Problem details :: Copy out the entries below precisely; nothing is to be omitted.

## BEGIN

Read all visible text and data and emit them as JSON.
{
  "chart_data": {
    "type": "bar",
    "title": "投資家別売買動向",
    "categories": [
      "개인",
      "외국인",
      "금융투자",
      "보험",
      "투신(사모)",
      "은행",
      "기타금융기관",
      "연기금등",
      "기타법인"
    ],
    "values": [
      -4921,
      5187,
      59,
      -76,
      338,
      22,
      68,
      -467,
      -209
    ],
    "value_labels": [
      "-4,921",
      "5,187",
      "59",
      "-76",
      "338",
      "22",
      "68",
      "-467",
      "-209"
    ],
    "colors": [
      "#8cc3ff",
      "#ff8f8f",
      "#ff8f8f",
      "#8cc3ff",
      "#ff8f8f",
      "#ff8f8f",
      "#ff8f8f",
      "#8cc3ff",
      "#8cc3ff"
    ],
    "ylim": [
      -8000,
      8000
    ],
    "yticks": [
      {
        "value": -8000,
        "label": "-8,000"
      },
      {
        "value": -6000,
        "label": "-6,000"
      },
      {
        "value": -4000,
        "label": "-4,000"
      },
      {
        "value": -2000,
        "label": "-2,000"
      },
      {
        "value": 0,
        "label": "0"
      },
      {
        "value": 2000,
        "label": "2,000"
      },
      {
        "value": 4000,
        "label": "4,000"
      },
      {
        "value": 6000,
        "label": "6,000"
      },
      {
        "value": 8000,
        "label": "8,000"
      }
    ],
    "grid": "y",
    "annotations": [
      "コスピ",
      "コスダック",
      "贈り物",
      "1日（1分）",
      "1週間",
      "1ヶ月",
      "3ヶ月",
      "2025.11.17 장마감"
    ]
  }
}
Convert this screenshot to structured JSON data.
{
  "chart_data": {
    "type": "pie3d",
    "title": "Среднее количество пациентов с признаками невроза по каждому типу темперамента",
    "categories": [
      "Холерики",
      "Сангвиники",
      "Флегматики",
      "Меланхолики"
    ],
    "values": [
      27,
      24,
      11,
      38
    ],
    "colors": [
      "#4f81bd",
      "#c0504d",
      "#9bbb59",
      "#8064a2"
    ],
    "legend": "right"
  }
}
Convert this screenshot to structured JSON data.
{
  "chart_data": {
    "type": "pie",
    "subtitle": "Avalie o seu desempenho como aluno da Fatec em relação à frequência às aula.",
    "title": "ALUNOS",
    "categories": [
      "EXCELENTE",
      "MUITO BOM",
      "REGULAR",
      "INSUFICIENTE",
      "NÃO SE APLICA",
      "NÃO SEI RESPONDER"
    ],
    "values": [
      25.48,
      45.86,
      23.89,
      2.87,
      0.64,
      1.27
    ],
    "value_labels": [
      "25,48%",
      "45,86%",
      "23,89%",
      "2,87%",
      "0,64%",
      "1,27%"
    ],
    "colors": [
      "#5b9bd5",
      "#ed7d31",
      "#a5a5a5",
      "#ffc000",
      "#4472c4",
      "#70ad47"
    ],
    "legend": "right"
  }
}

## END

Task output ::
Read all visible text and data and emit them as JSON.
{
  "chart_data": {
    "type": "bar",
    "title": "投資家別売買動向",
    "categories": [
      "개인",
      "외국인",
      "금융투자",
      "보험",
      "투신(사모)",
      "은행",
      "기타금융기관",
      "연기금등",
      "기타법인"
    ],
    "values": [
      -4921,
      5187,
      59,
      -76,
      338,
      22,
      68,
      -467,
      -209
    ],
    "value_labels": [
      "-4,921",
      "5,187",
      "59",
      "-76",
      "338",
      "22",
      "68",
      "-467",
      "-209"
    ],
    "colors": [
      "#8cc3ff",
      "#ff8f8f",
      "#ff8f8f",
      "#8cc3ff",
      "#ff8f8f",
      "#ff8f8f",
      "#ff8f8f",
      "#8cc3ff",
      "#8cc3ff"
    ],
    "ylim": [
      -8000,
      8000
    ],
    "yticks": [
      {
        "value": -8000,
        "label": "-8,000"
      },
      {
        "value": -6000,
        "label": "-6,000"
      },
      {
        "value": -4000,
        "label": "-4,000"
      },
      {
        "value": -2000,
        "label": "-2,000"
      },
      {
        "value": 0,
        "label": "0"
      },
      {
        "value": 2000,
        "label": "2,000"
      },
      {
        "value": 4000,
        "label": "4,000"
      },
      {
        "value": 6000,
        "label": "6,000"
      },
      {
        "value": 8000,
        "label": "8,000"
      }
    ],
    "grid": "y",
    "annotations": [
      "コスピ",
      "コスダック",
      "贈り物",
      "1日（1分）",
      "1週間",
      "1ヶ月",
      "3ヶ月",
      "2025.11.17 장마감"
    ]
  }
}
Convert this screenshot to structured JSON data.
{
  "chart_data": {
    "type": "pie3d",
    "title": "Среднее количество пациентов с признаками невроза по каждому типу темперамента",
    "categories": [
      "Холерики",
      "Сангвиники",
      "Флегматики",
      "Меланхолики"
    ],
    "values": [
      27,
      24,
      11,
      38
    ],
    "colors": [
      "#4f81bd",
      "#c0504d",
      "#9bbb59",
      "#8064a2"
    ],
    "legend": "right"
  }
}
Convert this screenshot to structured JSON data.
{
  "chart_data": {
    "type": "pie",
    "subtitle": "Avalie o seu desempenho como aluno da Fatec em relação à frequência às aula.",
    "title": "ALUNOS",
    "categories": [
      "EXCELENTE",
      "MUITO BOM",
      "REGULAR",
      "INSUFICIENTE",
      "NÃO SE APLICA",
      "NÃO SEI RESPONDER"
    ],
    "values": [
      25.48,
      45.86,
      23.89,
      2.87,
      0.64,
      1.27
    ],
    "value_labels": [
      "25,48%",
      "45,86%",
      "23,89%",
      "2,87%",
      "0,64%",
      "1,27%"
    ],
    "colors": [
      "#5b9bd5",
      "#ed7d31",
      "#a5a5a5",
      "#ffc000",
      "#4472c4",
      "#70ad47"
    ],
    "legend": "right"
  }
}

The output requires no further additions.